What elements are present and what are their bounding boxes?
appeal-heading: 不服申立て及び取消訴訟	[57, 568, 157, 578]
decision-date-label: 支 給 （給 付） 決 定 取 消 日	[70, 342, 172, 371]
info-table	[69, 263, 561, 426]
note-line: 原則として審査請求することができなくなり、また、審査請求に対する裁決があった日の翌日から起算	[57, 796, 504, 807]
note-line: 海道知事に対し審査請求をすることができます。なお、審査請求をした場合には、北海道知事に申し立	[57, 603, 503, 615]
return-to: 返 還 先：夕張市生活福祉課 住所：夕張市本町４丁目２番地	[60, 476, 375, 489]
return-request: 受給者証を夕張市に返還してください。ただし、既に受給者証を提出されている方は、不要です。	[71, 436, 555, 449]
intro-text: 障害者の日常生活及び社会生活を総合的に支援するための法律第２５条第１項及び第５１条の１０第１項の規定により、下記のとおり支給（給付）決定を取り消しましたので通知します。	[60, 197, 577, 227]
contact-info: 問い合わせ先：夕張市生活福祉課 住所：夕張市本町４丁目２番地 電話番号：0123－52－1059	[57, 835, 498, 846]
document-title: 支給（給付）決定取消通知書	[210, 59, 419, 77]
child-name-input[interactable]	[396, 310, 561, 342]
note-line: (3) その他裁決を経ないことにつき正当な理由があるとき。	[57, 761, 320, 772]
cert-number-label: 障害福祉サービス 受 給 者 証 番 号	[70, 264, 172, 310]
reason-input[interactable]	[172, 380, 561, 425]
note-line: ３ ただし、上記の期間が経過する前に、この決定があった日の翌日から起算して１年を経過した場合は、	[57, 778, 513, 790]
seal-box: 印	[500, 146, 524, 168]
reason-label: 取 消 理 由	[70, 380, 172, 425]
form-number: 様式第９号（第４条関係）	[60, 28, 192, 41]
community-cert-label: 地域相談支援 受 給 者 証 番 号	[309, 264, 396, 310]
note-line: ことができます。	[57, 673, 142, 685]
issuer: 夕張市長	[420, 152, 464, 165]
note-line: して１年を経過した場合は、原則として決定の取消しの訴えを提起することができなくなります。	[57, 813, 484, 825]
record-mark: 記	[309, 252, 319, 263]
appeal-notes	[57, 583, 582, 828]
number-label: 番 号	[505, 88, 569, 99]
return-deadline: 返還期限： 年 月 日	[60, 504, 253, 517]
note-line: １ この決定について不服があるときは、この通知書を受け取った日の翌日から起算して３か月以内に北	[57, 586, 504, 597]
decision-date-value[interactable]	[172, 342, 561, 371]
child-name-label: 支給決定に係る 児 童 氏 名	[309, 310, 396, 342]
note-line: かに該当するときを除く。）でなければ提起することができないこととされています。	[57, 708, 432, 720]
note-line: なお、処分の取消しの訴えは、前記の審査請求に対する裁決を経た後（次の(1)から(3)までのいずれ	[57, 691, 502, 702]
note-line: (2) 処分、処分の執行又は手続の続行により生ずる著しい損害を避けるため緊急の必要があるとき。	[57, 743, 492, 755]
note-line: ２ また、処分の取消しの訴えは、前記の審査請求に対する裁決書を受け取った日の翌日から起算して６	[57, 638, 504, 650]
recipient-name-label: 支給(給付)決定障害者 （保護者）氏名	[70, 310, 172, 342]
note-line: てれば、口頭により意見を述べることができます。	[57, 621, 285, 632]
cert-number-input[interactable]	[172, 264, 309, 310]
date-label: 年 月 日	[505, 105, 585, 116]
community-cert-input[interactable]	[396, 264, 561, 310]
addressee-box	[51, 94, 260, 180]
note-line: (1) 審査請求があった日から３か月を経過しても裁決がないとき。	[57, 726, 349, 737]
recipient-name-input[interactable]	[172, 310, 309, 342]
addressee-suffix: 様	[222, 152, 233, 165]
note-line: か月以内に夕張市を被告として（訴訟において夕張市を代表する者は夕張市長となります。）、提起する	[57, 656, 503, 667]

· · · ·

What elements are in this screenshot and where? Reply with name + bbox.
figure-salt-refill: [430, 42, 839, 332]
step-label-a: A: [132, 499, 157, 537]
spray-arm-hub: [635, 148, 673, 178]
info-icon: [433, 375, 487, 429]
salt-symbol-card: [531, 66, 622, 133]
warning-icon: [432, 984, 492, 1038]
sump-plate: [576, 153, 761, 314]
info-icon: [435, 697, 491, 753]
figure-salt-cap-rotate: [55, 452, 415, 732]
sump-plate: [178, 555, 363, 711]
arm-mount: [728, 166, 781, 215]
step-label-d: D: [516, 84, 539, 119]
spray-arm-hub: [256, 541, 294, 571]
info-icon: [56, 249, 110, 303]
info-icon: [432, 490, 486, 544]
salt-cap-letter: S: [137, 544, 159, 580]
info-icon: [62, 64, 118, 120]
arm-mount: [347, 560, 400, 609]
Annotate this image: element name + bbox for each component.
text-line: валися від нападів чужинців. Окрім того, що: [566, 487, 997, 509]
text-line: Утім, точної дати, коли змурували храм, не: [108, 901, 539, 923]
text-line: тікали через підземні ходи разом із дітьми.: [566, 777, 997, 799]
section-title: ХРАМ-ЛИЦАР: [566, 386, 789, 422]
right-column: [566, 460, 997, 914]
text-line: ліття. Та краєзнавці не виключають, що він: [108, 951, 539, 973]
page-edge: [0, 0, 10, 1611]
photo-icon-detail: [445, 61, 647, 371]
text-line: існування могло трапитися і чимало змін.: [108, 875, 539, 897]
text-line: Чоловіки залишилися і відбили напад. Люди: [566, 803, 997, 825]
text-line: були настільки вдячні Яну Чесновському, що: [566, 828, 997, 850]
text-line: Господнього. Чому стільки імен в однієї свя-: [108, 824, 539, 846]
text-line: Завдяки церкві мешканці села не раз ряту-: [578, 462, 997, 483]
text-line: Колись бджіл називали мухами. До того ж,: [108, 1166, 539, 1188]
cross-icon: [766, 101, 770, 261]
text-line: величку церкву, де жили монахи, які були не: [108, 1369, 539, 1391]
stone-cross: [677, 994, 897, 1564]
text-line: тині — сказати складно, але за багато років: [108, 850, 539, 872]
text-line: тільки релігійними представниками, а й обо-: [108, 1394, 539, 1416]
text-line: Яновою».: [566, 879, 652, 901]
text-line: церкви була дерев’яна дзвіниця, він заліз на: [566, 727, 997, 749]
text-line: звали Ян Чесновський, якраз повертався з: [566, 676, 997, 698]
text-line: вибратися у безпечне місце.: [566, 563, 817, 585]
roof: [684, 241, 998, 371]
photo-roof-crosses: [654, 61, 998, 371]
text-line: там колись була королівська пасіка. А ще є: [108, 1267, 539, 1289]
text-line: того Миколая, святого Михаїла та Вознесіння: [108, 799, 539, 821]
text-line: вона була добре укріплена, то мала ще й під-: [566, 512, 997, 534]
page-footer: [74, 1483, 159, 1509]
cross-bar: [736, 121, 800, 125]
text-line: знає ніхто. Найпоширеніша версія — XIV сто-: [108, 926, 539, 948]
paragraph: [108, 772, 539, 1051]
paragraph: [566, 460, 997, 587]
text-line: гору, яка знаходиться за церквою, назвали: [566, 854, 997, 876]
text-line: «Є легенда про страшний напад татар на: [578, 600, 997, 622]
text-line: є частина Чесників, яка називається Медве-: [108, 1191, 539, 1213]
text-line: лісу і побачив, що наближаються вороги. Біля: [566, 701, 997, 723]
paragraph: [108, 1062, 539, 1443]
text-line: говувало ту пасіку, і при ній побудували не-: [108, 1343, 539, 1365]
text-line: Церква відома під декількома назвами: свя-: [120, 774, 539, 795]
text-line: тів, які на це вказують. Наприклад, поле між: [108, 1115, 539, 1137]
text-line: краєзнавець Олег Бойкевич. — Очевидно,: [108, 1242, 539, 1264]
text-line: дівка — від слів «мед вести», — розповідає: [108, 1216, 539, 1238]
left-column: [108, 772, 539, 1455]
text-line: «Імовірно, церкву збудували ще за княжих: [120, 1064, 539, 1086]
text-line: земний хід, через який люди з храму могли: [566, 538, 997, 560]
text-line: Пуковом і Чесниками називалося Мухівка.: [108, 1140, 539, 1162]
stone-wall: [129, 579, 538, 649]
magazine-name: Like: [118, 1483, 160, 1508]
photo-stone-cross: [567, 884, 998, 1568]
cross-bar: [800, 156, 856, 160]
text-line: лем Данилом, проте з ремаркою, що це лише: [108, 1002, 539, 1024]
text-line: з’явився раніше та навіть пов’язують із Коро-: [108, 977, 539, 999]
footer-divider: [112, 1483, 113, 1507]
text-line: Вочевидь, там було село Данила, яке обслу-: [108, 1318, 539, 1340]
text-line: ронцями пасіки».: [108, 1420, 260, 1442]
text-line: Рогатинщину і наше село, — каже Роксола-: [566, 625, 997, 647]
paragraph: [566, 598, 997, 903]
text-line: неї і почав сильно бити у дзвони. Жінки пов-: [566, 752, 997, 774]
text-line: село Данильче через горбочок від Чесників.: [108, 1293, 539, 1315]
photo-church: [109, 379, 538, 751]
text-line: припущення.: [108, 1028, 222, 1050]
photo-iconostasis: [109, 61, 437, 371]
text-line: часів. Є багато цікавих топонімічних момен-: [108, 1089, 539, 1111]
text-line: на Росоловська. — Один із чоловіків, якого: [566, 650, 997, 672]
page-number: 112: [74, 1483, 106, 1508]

· · · ·

> **TASK DETAILS**
Recast the part of the listing that opens with the line containing "What elements are present" and closes with the line containing "436, 555, 449]" as a JSON list of strings, one per line, leaving out blank lines.

> **RESULT OF THE TASK**
[
  "What elements are present and what are their bounding boxes?",
  "appeal-heading: 不服申立て及び取消訴訟\t[57, 568, 157, 578]",
  "decision-date-label: 支 給 （給 付） 決 定 取 消 日\t[70, 342, 172, 371]",
  "info-table\t[69, 263, 561, 426]",
  "note-line: 原則として審査請求することができなくなり、また、審査請求に対する裁決があった日の翌日から起算\t[57, 796, 504, 807]",
  "note-line: 海道知事に対し審査請求をすることができます。なお、審査請求をした場合には、北海道知事に申し立\t[57, 603, 503, 615]",
  "return-to: 返 還 先：夕張市生活福祉課 住所：夕張市本町４丁目２番地\t[60, 476, 375, 489]",
  "return-request: 受給者証を夕張市に返還してください。ただし、既に受給者証を提出されている方は、不要です。\t[71, 436, 555, 449]"
]